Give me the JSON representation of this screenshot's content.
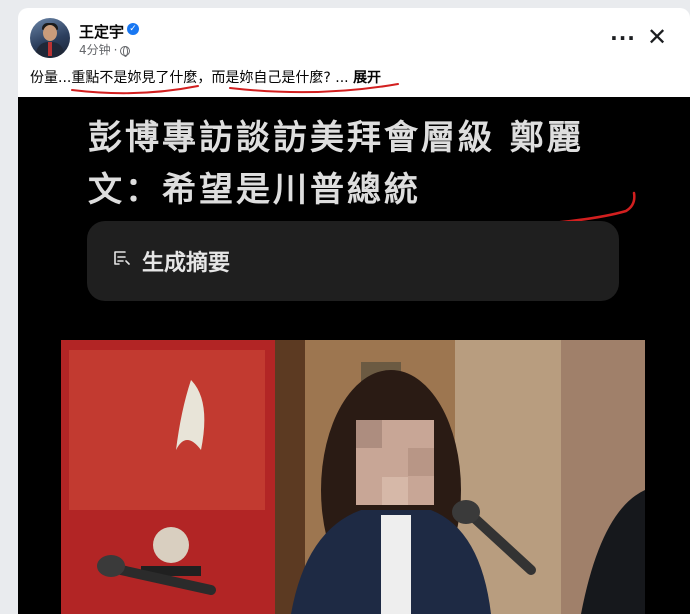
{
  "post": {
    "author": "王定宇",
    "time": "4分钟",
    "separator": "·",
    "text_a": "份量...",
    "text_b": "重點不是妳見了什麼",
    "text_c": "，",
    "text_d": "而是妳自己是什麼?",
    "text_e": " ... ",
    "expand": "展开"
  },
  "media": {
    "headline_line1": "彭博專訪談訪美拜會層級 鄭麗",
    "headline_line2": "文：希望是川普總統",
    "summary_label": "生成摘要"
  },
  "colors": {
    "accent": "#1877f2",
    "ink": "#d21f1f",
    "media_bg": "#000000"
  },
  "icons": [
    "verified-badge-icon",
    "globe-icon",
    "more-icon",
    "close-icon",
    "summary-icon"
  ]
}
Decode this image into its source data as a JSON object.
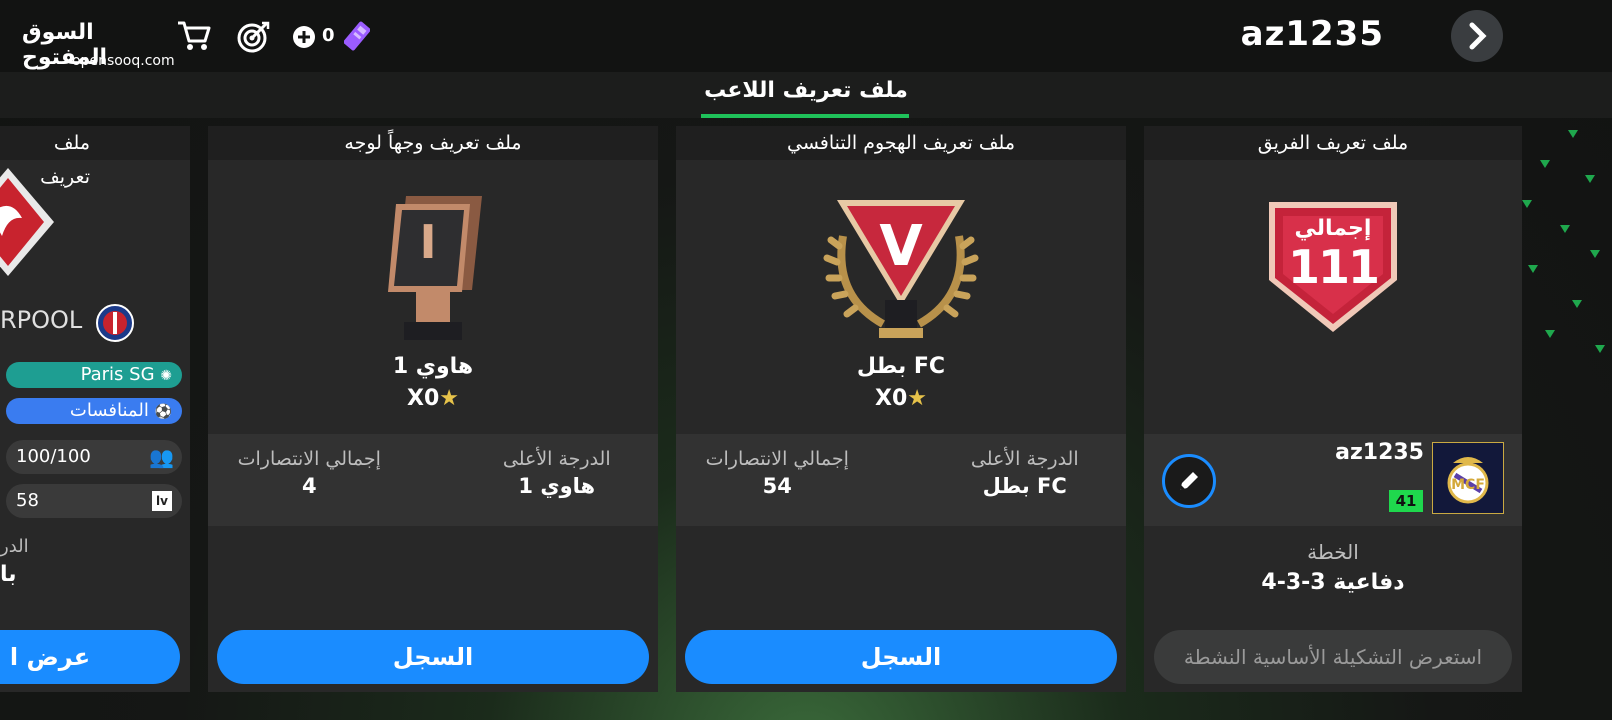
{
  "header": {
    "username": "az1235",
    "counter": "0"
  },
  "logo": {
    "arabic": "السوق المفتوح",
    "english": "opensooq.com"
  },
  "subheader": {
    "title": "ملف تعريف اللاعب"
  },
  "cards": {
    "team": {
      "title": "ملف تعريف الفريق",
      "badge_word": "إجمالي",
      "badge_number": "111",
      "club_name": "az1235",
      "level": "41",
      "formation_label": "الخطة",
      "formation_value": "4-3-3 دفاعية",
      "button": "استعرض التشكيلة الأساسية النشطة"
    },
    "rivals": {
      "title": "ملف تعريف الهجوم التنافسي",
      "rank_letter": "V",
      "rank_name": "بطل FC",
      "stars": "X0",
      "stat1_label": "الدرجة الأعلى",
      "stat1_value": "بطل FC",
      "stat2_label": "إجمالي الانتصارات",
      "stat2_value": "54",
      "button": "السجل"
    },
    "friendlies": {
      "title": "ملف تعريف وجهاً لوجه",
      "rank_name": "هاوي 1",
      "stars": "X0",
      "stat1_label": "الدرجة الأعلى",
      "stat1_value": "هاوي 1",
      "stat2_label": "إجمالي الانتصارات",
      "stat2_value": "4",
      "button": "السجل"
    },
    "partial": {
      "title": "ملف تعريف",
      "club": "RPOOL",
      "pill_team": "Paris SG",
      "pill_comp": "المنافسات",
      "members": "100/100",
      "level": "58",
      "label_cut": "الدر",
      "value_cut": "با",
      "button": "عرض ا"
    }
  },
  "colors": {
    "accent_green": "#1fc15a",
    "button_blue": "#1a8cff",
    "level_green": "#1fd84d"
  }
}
__________________________________________________
What is expected
Reproduce the records above exactly, leaving out every picture they contain.

Task answer
Give me the JSON representation of this screenshot's content.
{
  "post": {
    "author": "王定宇",
    "time": "4分钟",
    "separator": "·",
    "text_a": "份量...",
    "text_b": "重點不是妳見了什麼",
    "text_c": "，",
    "text_d": "而是妳自己是什麼?",
    "text_e": " ... ",
    "expand": "展开"
  },
  "media": {
    "headline_line1": "彭博專訪談訪美拜會層級 鄭麗",
    "headline_line2": "文：希望是川普總統",
    "summary_label": "生成摘要"
  },
  "colors": {
    "accent": "#1877f2",
    "ink": "#d21f1f",
    "media_bg": "#000000"
  },
  "icons": [
    "verified-badge-icon",
    "globe-icon",
    "more-icon",
    "close-icon",
    "summary-icon"
  ]
}
Decode this image into its source data as a JSON object.
{
  "header": {
    "username": "az1235",
    "counter": "0"
  },
  "logo": {
    "arabic": "السوق المفتوح",
    "english": "opensooq.com"
  },
  "subheader": {
    "title": "ملف تعريف اللاعب"
  },
  "cards": {
    "team": {
      "title": "ملف تعريف الفريق",
      "badge_word": "إجمالي",
      "badge_number": "111",
      "club_name": "az1235",
      "level": "41",
      "formation_label": "الخطة",
      "formation_value": "4-3-3 دفاعية",
      "button": "استعرض التشكيلة الأساسية النشطة"
    },
    "rivals": {
      "title": "ملف تعريف الهجوم التنافسي",
      "rank_letter": "V",
      "rank_name": "بطل FC",
      "stars": "X0",
      "stat1_label": "الدرجة الأعلى",
      "stat1_value": "بطل FC",
      "stat2_label": "إجمالي الانتصارات",
      "stat2_value": "54",
      "button": "السجل"
    },
    "friendlies": {
      "title": "ملف تعريف وجهاً لوجه",
      "rank_name": "هاوي 1",
      "stars": "X0",
      "stat1_label": "الدرجة الأعلى",
      "stat1_value": "هاوي 1",
      "stat2_label": "إجمالي الانتصارات",
      "stat2_value": "4",
      "button": "السجل"
    },
    "partial": {
      "title": "ملف تعريف",
      "club": "RPOOL",
      "pill_team": "Paris SG",
      "pill_comp": "المنافسات",
      "members": "100/100",
      "level": "58",
      "label_cut": "الدر",
      "value_cut": "با",
      "button": "عرض ا"
    }
  },
  "colors": {
    "accent_green": "#1fc15a",
    "button_blue": "#1a8cff",
    "level_green": "#1fd84d"
  }
}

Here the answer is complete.